Collected data entries
** begin **
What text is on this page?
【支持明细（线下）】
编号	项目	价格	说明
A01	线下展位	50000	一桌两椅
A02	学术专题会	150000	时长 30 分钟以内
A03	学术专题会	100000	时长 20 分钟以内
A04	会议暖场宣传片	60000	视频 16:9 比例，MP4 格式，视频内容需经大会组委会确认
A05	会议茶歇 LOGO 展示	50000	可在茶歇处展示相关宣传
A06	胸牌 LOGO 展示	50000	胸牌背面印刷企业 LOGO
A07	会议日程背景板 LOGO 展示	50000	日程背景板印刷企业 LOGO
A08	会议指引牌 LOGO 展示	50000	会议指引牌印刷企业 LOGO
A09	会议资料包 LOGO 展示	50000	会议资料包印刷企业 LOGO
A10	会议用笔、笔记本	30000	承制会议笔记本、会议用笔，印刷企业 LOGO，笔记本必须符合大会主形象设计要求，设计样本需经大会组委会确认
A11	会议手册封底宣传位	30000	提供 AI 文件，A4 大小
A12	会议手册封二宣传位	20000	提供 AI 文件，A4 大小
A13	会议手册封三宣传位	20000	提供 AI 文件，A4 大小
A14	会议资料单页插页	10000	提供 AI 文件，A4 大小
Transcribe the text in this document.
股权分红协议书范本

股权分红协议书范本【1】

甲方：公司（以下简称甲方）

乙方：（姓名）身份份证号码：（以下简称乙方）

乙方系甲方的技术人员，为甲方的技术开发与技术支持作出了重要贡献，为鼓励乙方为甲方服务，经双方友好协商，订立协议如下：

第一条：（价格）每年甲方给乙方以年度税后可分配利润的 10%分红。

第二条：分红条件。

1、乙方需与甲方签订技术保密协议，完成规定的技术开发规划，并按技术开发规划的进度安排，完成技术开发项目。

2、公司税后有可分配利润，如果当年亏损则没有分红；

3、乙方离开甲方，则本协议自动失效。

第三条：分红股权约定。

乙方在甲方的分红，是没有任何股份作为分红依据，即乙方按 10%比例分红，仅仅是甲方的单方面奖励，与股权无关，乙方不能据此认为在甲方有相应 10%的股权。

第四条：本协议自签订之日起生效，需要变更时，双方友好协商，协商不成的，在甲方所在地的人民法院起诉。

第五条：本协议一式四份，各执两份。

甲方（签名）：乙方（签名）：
** end **
#### Brief
Repeat the records above exactly, leaving none out.

#### Problem solution
What text is on this page?
【支持明细（线下）】
编号	项目	价格	说明
A01	线下展位	50000	一桌两椅
A02	学术专题会	150000	时长 30 分钟以内
A03	学术专题会	100000	时长 20 分钟以内
A04	会议暖场宣传片	60000	视频 16:9 比例，MP4 格式，视频内容需经大会组委会确认
A05	会议茶歇 LOGO 展示	50000	可在茶歇处展示相关宣传
A06	胸牌 LOGO 展示	50000	胸牌背面印刷企业 LOGO
A07	会议日程背景板 LOGO 展示	50000	日程背景板印刷企业 LOGO
A08	会议指引牌 LOGO 展示	50000	会议指引牌印刷企业 LOGO
A09	会议资料包 LOGO 展示	50000	会议资料包印刷企业 LOGO
A10	会议用笔、笔记本	30000	承制会议笔记本、会议用笔，印刷企业 LOGO，笔记本必须符合大会主形象设计要求，设计样本需经大会组委会确认
A11	会议手册封底宣传位	30000	提供 AI 文件，A4 大小
A12	会议手册封二宣传位	20000	提供 AI 文件，A4 大小
A13	会议手册封三宣传位	20000	提供 AI 文件，A4 大小
A14	会议资料单页插页	10000	提供 AI 文件，A4 大小
Transcribe the text in this document.
股权分红协议书范本

股权分红协议书范本【1】

甲方：公司（以下简称甲方）

乙方：（姓名）身份份证号码：（以下简称乙方）

乙方系甲方的技术人员，为甲方的技术开发与技术支持作出了重要贡献，为鼓励乙方为甲方服务，经双方友好协商，订立协议如下：

第一条：（价格）每年甲方给乙方以年度税后可分配利润的 10%分红。

第二条：分红条件。

1、乙方需与甲方签订技术保密协议，完成规定的技术开发规划，并按技术开发规划的进度安排，完成技术开发项目。

2、公司税后有可分配利润，如果当年亏损则没有分红；

3、乙方离开甲方，则本协议自动失效。

第三条：分红股权约定。

乙方在甲方的分红，是没有任何股份作为分红依据，即乙方按 10%比例分红，仅仅是甲方的单方面奖励，与股权无关，乙方不能据此认为在甲方有相应 10%的股权。

第四条：本协议自签订之日起生效，需要变更时，双方友好协商，协商不成的，在甲方所在地的人民法院起诉。

第五条：本协议一式四份，各执两份。

甲方（签名）：乙方（签名）：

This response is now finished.